● **Task brief**
Reproduce every line of the data below verbatim.

* Start Supplied data *

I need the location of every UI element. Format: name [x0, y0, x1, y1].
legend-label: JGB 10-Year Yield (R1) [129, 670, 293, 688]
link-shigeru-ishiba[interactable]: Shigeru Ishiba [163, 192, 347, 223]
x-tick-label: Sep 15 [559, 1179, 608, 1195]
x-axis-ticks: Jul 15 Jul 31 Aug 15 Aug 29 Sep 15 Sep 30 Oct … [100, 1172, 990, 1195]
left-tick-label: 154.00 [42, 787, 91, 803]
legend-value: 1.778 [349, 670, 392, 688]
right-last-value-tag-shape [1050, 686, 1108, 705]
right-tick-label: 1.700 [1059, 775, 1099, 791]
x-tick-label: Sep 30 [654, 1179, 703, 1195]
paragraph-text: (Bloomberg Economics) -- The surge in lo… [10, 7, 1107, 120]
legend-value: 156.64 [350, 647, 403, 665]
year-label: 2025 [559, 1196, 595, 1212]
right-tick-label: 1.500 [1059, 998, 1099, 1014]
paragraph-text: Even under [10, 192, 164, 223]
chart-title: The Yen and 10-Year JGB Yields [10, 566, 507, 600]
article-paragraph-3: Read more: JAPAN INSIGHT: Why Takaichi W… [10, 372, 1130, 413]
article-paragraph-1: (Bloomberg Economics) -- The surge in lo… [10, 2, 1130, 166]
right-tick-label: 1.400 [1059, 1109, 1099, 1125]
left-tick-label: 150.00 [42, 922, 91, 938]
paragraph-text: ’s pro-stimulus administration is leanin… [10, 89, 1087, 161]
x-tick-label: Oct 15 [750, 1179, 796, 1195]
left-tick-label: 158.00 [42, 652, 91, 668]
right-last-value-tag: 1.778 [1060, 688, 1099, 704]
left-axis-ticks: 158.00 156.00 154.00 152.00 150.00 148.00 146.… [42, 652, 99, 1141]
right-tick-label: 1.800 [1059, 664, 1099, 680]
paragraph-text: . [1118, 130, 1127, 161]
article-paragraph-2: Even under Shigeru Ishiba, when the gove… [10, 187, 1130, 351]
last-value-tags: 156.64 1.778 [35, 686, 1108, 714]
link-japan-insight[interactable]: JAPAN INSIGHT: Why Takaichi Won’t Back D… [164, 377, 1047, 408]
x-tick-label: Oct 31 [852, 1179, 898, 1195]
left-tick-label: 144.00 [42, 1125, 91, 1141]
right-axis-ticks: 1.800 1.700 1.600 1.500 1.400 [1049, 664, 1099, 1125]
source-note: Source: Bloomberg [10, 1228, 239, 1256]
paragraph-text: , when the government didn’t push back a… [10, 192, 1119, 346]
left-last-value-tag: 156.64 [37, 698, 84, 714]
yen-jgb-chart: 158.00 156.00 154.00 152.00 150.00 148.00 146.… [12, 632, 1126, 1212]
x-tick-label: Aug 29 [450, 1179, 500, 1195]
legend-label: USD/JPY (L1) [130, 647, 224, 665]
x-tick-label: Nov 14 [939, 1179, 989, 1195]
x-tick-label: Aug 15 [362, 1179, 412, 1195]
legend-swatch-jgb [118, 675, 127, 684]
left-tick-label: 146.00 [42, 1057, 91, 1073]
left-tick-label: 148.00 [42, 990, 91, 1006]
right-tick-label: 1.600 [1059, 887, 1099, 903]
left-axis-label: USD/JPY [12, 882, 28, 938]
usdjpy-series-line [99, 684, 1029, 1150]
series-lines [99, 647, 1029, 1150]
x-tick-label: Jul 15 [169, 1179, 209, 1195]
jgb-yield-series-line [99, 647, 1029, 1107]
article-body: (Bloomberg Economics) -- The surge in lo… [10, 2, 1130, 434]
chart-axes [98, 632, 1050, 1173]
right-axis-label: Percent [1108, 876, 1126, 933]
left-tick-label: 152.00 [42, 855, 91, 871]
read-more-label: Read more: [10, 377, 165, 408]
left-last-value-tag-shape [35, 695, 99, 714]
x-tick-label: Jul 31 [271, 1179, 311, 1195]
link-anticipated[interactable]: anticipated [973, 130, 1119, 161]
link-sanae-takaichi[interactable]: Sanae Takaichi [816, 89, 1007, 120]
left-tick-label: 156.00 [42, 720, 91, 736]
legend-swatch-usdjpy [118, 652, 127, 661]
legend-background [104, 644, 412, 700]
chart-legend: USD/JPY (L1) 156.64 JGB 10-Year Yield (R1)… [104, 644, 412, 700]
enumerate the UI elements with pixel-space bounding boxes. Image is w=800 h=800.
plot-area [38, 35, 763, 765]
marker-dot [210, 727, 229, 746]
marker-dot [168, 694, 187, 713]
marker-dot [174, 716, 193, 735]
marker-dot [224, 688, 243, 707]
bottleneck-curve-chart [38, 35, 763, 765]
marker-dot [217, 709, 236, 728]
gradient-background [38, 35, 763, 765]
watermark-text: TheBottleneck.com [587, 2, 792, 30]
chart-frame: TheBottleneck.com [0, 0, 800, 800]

* End Supplied data *

● **Written solution**
I need the location of every UI element. Format: name [x0, y0, x1, y1].
legend-label: JGB 10-Year Yield (R1) [129, 670, 293, 688]
link-shigeru-ishiba[interactable]: Shigeru Ishiba [163, 192, 347, 223]
x-tick-label: Sep 15 [559, 1179, 608, 1195]
x-axis-ticks: Jul 15 Jul 31 Aug 15 Aug 29 Sep 15 Sep 30 Oct … [100, 1172, 990, 1195]
left-tick-label: 154.00 [42, 787, 91, 803]
legend-value: 1.778 [349, 670, 392, 688]
right-last-value-tag-shape [1050, 686, 1108, 705]
right-tick-label: 1.700 [1059, 775, 1099, 791]
x-tick-label: Sep 30 [654, 1179, 703, 1195]
paragraph-text: (Bloomberg Economics) -- The surge in lo… [10, 7, 1107, 120]
legend-value: 156.64 [350, 647, 403, 665]
year-label: 2025 [559, 1196, 595, 1212]
right-tick-label: 1.500 [1059, 998, 1099, 1014]
paragraph-text: Even under [10, 192, 164, 223]
chart-title: The Yen and 10-Year JGB Yields [10, 566, 507, 600]
article-paragraph-3: Read more: JAPAN INSIGHT: Why Takaichi W… [10, 372, 1130, 413]
article-paragraph-1: (Bloomberg Economics) -- The surge in lo… [10, 2, 1130, 166]
right-tick-label: 1.400 [1059, 1109, 1099, 1125]
left-tick-label: 150.00 [42, 922, 91, 938]
paragraph-text: ’s pro-stimulus administration is leanin… [10, 89, 1087, 161]
x-tick-label: Oct 15 [750, 1179, 796, 1195]
left-tick-label: 158.00 [42, 652, 91, 668]
right-last-value-tag: 1.778 [1060, 688, 1099, 704]
left-axis-ticks: 158.00 156.00 154.00 152.00 150.00 148.00 146.… [42, 652, 99, 1141]
right-tick-label: 1.800 [1059, 664, 1099, 680]
paragraph-text: . [1118, 130, 1127, 161]
article-paragraph-2: Even under Shigeru Ishiba, when the gove… [10, 187, 1130, 351]
last-value-tags: 156.64 1.778 [35, 686, 1108, 714]
link-japan-insight[interactable]: JAPAN INSIGHT: Why Takaichi Won’t Back D… [164, 377, 1047, 408]
x-tick-label: Oct 31 [852, 1179, 898, 1195]
left-tick-label: 144.00 [42, 1125, 91, 1141]
right-axis-ticks: 1.800 1.700 1.600 1.500 1.400 [1049, 664, 1099, 1125]
source-note: Source: Bloomberg [10, 1228, 239, 1256]
paragraph-text: , when the government didn’t push back a… [10, 192, 1119, 346]
left-last-value-tag: 156.64 [37, 698, 84, 714]
yen-jgb-chart: 158.00 156.00 154.00 152.00 150.00 148.00 146.… [12, 632, 1126, 1212]
x-tick-label: Aug 29 [450, 1179, 500, 1195]
legend-label: USD/JPY (L1) [130, 647, 224, 665]
x-tick-label: Nov 14 [939, 1179, 989, 1195]
x-tick-label: Aug 15 [362, 1179, 412, 1195]
legend-swatch-jgb [118, 675, 127, 684]
left-tick-label: 146.00 [42, 1057, 91, 1073]
left-tick-label: 148.00 [42, 990, 91, 1006]
right-tick-label: 1.600 [1059, 887, 1099, 903]
left-axis-label: USD/JPY [12, 882, 28, 938]
usdjpy-series-line [99, 684, 1029, 1150]
series-lines [99, 647, 1029, 1150]
x-tick-label: Jul 15 [169, 1179, 209, 1195]
jgb-yield-series-line [99, 647, 1029, 1107]
article-body: (Bloomberg Economics) -- The surge in lo… [10, 2, 1130, 434]
chart-axes [98, 632, 1050, 1173]
right-axis-label: Percent [1108, 876, 1126, 933]
left-tick-label: 152.00 [42, 855, 91, 871]
read-more-label: Read more: [10, 377, 165, 408]
left-last-value-tag-shape [35, 695, 99, 714]
x-tick-label: Jul 31 [271, 1179, 311, 1195]
link-anticipated[interactable]: anticipated [973, 130, 1119, 161]
link-sanae-takaichi[interactable]: Sanae Takaichi [816, 89, 1007, 120]
left-tick-label: 156.00 [42, 720, 91, 736]
legend-swatch-usdjpy [118, 652, 127, 661]
legend-background [104, 644, 412, 700]
chart-legend: USD/JPY (L1) 156.64 JGB 10-Year Yield (R1)… [104, 644, 412, 700]
enumerate the UI elements with pixel-space bounding boxes. Image is w=800 h=800.
plot-area [38, 35, 763, 765]
marker-dot [210, 727, 229, 746]
marker-dot [168, 694, 187, 713]
marker-dot [174, 716, 193, 735]
marker-dot [224, 688, 243, 707]
bottleneck-curve-chart [38, 35, 763, 765]
marker-dot [217, 709, 236, 728]
gradient-background [38, 35, 763, 765]
watermark-text: TheBottleneck.com [587, 2, 792, 30]
chart-frame: TheBottleneck.com [0, 0, 800, 800]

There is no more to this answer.